▶ TAREA PLANTEADA: Transcribe completo y sin ningún cambio el fragmento sobre el humanismo y la tecnología.

== FRAGMENTO DEL TEXTO

La cuestión no es a dónde nos conducirá
la tecnología, sino a dónde queremos dirigirnos nosotros. No indaguemos qué
podemos, sino qué debemos hacer. No seamos esclavos de nadie, tampoco de la
tecnología. El nuevo periodo que abre el tercer milenio invita a retomar el
humanismo, una de las corrientes más valiosas de la tradición occidental,
síntesis granada del tronco judeocristiano y grecolatino. Urge volver al
hombre, dejar de lado las ideologías colectivistas de la Edad Contemporánea,
resolver tantas antinomias: religión o ciencia, fe o razón, Estado o Iglesia,
tradición o progreso, alma o cuerpo, razón o emociones, libertad o autoridad,
derecha o izquierda, letras o ciencias, naturaleza o cultura… Sustituyamos la o
de todas esas disyuntivas por una y, tratando de discernir las relaciones entre
unas y otras. Tendamos puentes entre las ciencias del espíritu y las de la
naturaleza, entre la libertad y la necesidad. El humanismo no ha dicho la
última palabra, pero supone una síntesis de dos mil años de historia, entre el
primer milenio antes de Cristo y el XVII de la era cristiana.

====
== MATERIAL PROPORCIONADO

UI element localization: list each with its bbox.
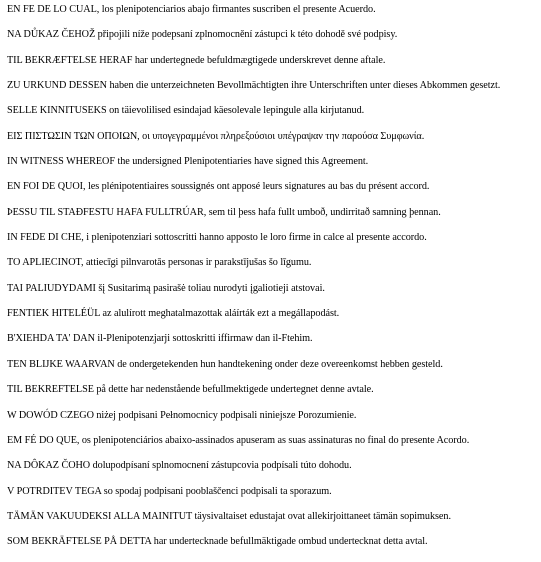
clause-english: IN WITNESS WHEREOF the undersigned Plenipotentiaries have signed this Agreement.	[7, 156, 369, 168]
clause-czech: NA DŮKAZ ČEHOŽ připojili níže podepsaní zplnomocnění zástupci k této dohodě své podpisy.	[7, 29, 398, 41]
clause-maltese: B'XIEHDA TA' DAN il-Plenipotenzjarji sottoskritti iffirmaw dan il-Ftehim.	[7, 333, 313, 345]
clause-spanish: EN FE DE LO CUAL, los plenipotenciarios abajo firmantes suscriben el presente Acuerdo.	[7, 4, 376, 15]
clause-finnish: TÄMÄN VAKUUDEKSI ALLA MAINITUT täysivaltaiset edustajat ovat allekirjoittaneet tämän sopimuksen.	[7, 510, 451, 522]
clause-icelandic: ÞESSU TIL STAÐFESTU HAFA FULLTRÚAR, sem til þess hafa fullt umboð, undirritað samning þennan.	[7, 206, 441, 218]
clause-swedish: SOM BEKRÄFTELSE PÅ DETTA har undertecknade befullmäktigade ombud undertecknat detta avtal.	[7, 536, 428, 548]
clause-latvian: TO APLIECINOT, attiecīgi pilnvarotās personas ir parakstījušas šo līgumu.	[7, 257, 312, 269]
clause-portuguese: EM FÉ DO QUE, os plenipotenciários abaixo-assinados apuseram as suas assinaturas no final do presente Acordo.	[7, 434, 470, 446]
clause-german: ZU URKUND DESSEN haben die unterzeichneten Bevollmächtigten ihre Unterschriften unter dieses Abkommen gesetzt.	[7, 80, 501, 92]
clause-hungarian: FENTIEK HITELÉÜL az alulírott meghatalmazottak aláírták ezt a megállapodást.	[7, 308, 340, 320]
clause-dutch: TEN BLIJKE WAARVAN de ondergetekenden hun handtekening onder deze overeenkomst hebben gesteld.	[7, 358, 443, 370]
signature-clauses-document	[7, 4, 539, 562]
clause-polish: W DOWÓD CZEGO niżej podpisani Pełnomocnicy podpisali niniejsze Porozumienie.	[7, 409, 357, 421]
clause-greek: ΕΙΣ ΠΙΣΤΩΣΙΝ ΤΩΝ ΟΠΟΙΩΝ, οι υπογεγραμμένοι πληρεξούσιοι υπέγραψαν την παρούσα Συμφωνία.	[7, 130, 425, 142]
clause-italian: IN FEDE DI CHE, i plenipotenziari sottoscritti hanno apposto le loro firme in calce al presente accordo.	[7, 232, 427, 244]
clause-danish: TIL BEKRÆFTELSE HERAF har undertegnede befuldmægtigede underskrevet denne aftale.	[7, 54, 386, 66]
clause-norwegian: TIL BEKREFTELSE på dette har nedenstående befullmektigede undertegnet denne avtale.	[7, 384, 374, 396]
clause-estonian: SELLE KINNITUSEKS on täievolilised esindajad käesolevale lepingule alla kirjutanud.	[7, 105, 365, 117]
clause-french: EN FOI DE QUOI, les plénipotentiaires soussignés ont apposé leurs signatures au bas du présent accord.	[7, 181, 430, 193]
clause-lithuanian: TAI PALIUDYDAMI šį Susitarimą pasirašė toliau nurodyti įgaliotieji atstovai.	[7, 282, 325, 294]
clause-slovak: NA DÔKAZ ČOHO dolupodpísaní splnomocnení zástupcovia podpísali túto dohodu.	[7, 460, 352, 472]
clause-slovenian: V POTRDITEV TEGA so spodaj podpisani pooblaščenci podpisali ta sporazum.	[7, 485, 332, 497]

====

▶ RESPUESTA:
La cuestión no es a dónde nos conducirá
la tecnología, sino a dónde queremos dirigirnos nosotros. No indaguemos qué
podemos, sino qué debemos hacer. No seamos esclavos de nadie, tampoco de la
tecnología. El nuevo periodo que abre el tercer milenio invita a retomar el
humanismo, una de las corrientes más valiosas de la tradición occidental,
síntesis granada del tronco judeocristiano y grecolatino. Urge volver al
hombre, dejar de lado las ideologías colectivistas de la Edad Contemporánea,
resolver tantas antinomias: religión o ciencia, fe o razón, Estado o Iglesia,
tradición o progreso, alma o cuerpo, razón o emociones, libertad o autoridad,
derecha o izquierda, letras o ciencias, naturaleza o cultura… Sustituyamos la o
de todas esas disyuntivas por una y, tratando de discernir las relaciones entre
unas y otras. Tendamos puentes entre las ciencias del espíritu y las de la
naturaleza, entre la libertad y la necesidad. El humanismo no ha dicho la
última palabra, pero supone una síntesis de dos mil años de historia, entre el
primer milenio antes de Cristo y el XVII de la era cristiana.